WHAT YOU SHOULD DO. Type the records out again in full, exactly.

++++ MATERIAL

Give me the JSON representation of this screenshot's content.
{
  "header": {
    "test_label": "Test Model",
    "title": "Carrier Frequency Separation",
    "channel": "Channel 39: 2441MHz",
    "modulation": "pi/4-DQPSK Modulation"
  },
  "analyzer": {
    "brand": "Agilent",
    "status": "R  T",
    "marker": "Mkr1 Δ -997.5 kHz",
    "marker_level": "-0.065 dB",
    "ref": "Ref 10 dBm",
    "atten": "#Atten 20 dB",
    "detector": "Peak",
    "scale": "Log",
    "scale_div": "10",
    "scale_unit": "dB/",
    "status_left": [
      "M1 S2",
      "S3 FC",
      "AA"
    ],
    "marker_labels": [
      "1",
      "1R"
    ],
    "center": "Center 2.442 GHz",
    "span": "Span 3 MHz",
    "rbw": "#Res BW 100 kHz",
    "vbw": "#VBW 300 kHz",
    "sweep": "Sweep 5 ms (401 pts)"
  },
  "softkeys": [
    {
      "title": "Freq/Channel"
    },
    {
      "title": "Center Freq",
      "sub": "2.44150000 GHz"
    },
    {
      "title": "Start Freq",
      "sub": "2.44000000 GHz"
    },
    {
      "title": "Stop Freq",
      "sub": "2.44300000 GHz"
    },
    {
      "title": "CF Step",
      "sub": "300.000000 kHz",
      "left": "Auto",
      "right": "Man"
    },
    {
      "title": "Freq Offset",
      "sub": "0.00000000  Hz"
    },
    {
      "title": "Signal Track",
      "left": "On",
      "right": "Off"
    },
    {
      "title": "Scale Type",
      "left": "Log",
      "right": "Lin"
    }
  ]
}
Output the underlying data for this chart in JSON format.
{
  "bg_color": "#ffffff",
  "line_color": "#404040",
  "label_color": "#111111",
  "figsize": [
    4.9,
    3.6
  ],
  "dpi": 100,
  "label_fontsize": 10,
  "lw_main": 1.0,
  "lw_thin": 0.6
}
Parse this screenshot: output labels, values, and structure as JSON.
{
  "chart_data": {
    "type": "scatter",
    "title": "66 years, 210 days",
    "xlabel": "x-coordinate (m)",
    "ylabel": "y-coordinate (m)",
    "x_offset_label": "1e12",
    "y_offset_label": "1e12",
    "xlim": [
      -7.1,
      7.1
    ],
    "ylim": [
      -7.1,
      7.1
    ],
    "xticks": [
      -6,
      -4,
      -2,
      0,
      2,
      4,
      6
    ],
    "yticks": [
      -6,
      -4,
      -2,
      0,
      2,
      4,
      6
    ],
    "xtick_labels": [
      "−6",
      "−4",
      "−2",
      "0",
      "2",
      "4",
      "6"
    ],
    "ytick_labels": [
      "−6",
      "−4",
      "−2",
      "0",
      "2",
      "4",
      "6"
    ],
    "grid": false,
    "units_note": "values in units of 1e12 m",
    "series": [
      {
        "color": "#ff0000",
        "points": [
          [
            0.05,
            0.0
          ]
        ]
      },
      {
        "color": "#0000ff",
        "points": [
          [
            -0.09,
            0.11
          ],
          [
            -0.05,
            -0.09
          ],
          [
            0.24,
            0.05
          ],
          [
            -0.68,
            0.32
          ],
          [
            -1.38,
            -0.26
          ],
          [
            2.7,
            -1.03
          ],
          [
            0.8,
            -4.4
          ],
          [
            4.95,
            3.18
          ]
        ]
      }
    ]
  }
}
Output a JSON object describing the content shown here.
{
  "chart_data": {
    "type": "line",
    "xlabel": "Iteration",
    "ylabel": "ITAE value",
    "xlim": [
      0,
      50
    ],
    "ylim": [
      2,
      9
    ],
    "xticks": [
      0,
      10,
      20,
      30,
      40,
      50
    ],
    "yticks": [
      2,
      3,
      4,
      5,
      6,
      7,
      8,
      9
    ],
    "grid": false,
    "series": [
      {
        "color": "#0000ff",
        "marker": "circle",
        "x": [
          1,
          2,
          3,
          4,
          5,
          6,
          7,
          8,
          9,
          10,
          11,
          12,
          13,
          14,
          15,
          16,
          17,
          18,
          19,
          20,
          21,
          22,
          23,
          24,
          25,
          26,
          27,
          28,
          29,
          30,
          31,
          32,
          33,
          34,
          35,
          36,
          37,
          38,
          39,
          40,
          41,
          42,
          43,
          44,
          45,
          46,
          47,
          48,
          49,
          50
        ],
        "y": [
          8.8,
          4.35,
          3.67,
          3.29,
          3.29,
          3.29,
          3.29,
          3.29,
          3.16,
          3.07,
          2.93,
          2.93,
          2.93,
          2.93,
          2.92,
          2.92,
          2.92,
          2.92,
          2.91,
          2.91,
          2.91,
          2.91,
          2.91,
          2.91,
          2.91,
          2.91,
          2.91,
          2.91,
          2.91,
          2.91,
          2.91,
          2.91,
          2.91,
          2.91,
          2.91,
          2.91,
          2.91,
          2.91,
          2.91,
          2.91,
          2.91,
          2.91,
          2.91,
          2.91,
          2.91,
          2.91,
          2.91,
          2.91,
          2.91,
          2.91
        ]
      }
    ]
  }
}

++++++++

OUTPUT BELOW.
Give me the JSON representation of this screenshot's content.
{
  "header": {
    "test_label": "Test Model",
    "title": "Carrier Frequency Separation",
    "channel": "Channel 39: 2441MHz",
    "modulation": "pi/4-DQPSK Modulation"
  },
  "analyzer": {
    "brand": "Agilent",
    "status": "R  T",
    "marker": "Mkr1 Δ -997.5 kHz",
    "marker_level": "-0.065 dB",
    "ref": "Ref 10 dBm",
    "atten": "#Atten 20 dB",
    "detector": "Peak",
    "scale": "Log",
    "scale_div": "10",
    "scale_unit": "dB/",
    "status_left": [
      "M1 S2",
      "S3 FC",
      "AA"
    ],
    "marker_labels": [
      "1",
      "1R"
    ],
    "center": "Center 2.442 GHz",
    "span": "Span 3 MHz",
    "rbw": "#Res BW 100 kHz",
    "vbw": "#VBW 300 kHz",
    "sweep": "Sweep 5 ms (401 pts)"
  },
  "softkeys": [
    {
      "title": "Freq/Channel"
    },
    {
      "title": "Center Freq",
      "sub": "2.44150000 GHz"
    },
    {
      "title": "Start Freq",
      "sub": "2.44000000 GHz"
    },
    {
      "title": "Stop Freq",
      "sub": "2.44300000 GHz"
    },
    {
      "title": "CF Step",
      "sub": "300.000000 kHz",
      "left": "Auto",
      "right": "Man"
    },
    {
      "title": "Freq Offset",
      "sub": "0.00000000  Hz"
    },
    {
      "title": "Signal Track",
      "left": "On",
      "right": "Off"
    },
    {
      "title": "Scale Type",
      "left": "Log",
      "right": "Lin"
    }
  ]
}
Output the underlying data for this chart in JSON format.
{
  "bg_color": "#ffffff",
  "line_color": "#404040",
  "label_color": "#111111",
  "figsize": [
    4.9,
    3.6
  ],
  "dpi": 100,
  "label_fontsize": 10,
  "lw_main": 1.0,
  "lw_thin": 0.6
}
Parse this screenshot: output labels, values, and structure as JSON.
{
  "chart_data": {
    "type": "scatter",
    "title": "66 years, 210 days",
    "xlabel": "x-coordinate (m)",
    "ylabel": "y-coordinate (m)",
    "x_offset_label": "1e12",
    "y_offset_label": "1e12",
    "xlim": [
      -7.1,
      7.1
    ],
    "ylim": [
      -7.1,
      7.1
    ],
    "xticks": [
      -6,
      -4,
      -2,
      0,
      2,
      4,
      6
    ],
    "yticks": [
      -6,
      -4,
      -2,
      0,
      2,
      4,
      6
    ],
    "xtick_labels": [
      "−6",
      "−4",
      "−2",
      "0",
      "2",
      "4",
      "6"
    ],
    "ytick_labels": [
      "−6",
      "−4",
      "−2",
      "0",
      "2",
      "4",
      "6"
    ],
    "grid": false,
    "units_note": "values in units of 1e12 m",
    "series": [
      {
        "color": "#ff0000",
        "points": [
          [
            0.05,
            0.0
          ]
        ]
      },
      {
        "color": "#0000ff",
        "points": [
          [
            -0.09,
            0.11
          ],
          [
            -0.05,
            -0.09
          ],
          [
            0.24,
            0.05
          ],
          [
            -0.68,
            0.32
          ],
          [
            -1.38,
            -0.26
          ],
          [
            2.7,
            -1.03
          ],
          [
            0.8,
            -4.4
          ],
          [
            4.95,
            3.18
          ]
        ]
      }
    ]
  }
}
Output a JSON object describing the content shown here.
{
  "chart_data": {
    "type": "line",
    "xlabel": "Iteration",
    "ylabel": "ITAE value",
    "xlim": [
      0,
      50
    ],
    "ylim": [
      2,
      9
    ],
    "xticks": [
      0,
      10,
      20,
      30,
      40,
      50
    ],
    "yticks": [
      2,
      3,
      4,
      5,
      6,
      7,
      8,
      9
    ],
    "grid": false,
    "series": [
      {
        "color": "#0000ff",
        "marker": "circle",
        "x": [
          1,
          2,
          3,
          4,
          5,
          6,
          7,
          8,
          9,
          10,
          11,
          12,
          13,
          14,
          15,
          16,
          17,
          18,
          19,
          20,
          21,
          22,
          23,
          24,
          25,
          26,
          27,
          28,
          29,
          30,
          31,
          32,
          33,
          34,
          35,
          36,
          37,
          38,
          39,
          40,
          41,
          42,
          43,
          44,
          45,
          46,
          47,
          48,
          49,
          50
        ],
        "y": [
          8.8,
          4.35,
          3.67,
          3.29,
          3.29,
          3.29,
          3.29,
          3.29,
          3.16,
          3.07,
          2.93,
          2.93,
          2.93,
          2.93,
          2.92,
          2.92,
          2.92,
          2.92,
          2.91,
          2.91,
          2.91,
          2.91,
          2.91,
          2.91,
          2.91,
          2.91,
          2.91,
          2.91,
          2.91,
          2.91,
          2.91,
          2.91,
          2.91,
          2.91,
          2.91,
          2.91,
          2.91,
          2.91,
          2.91,
          2.91,
          2.91,
          2.91,
          2.91,
          2.91,
          2.91,
          2.91,
          2.91,
          2.91,
          2.91,
          2.91
        ]
      }
    ]
  }
}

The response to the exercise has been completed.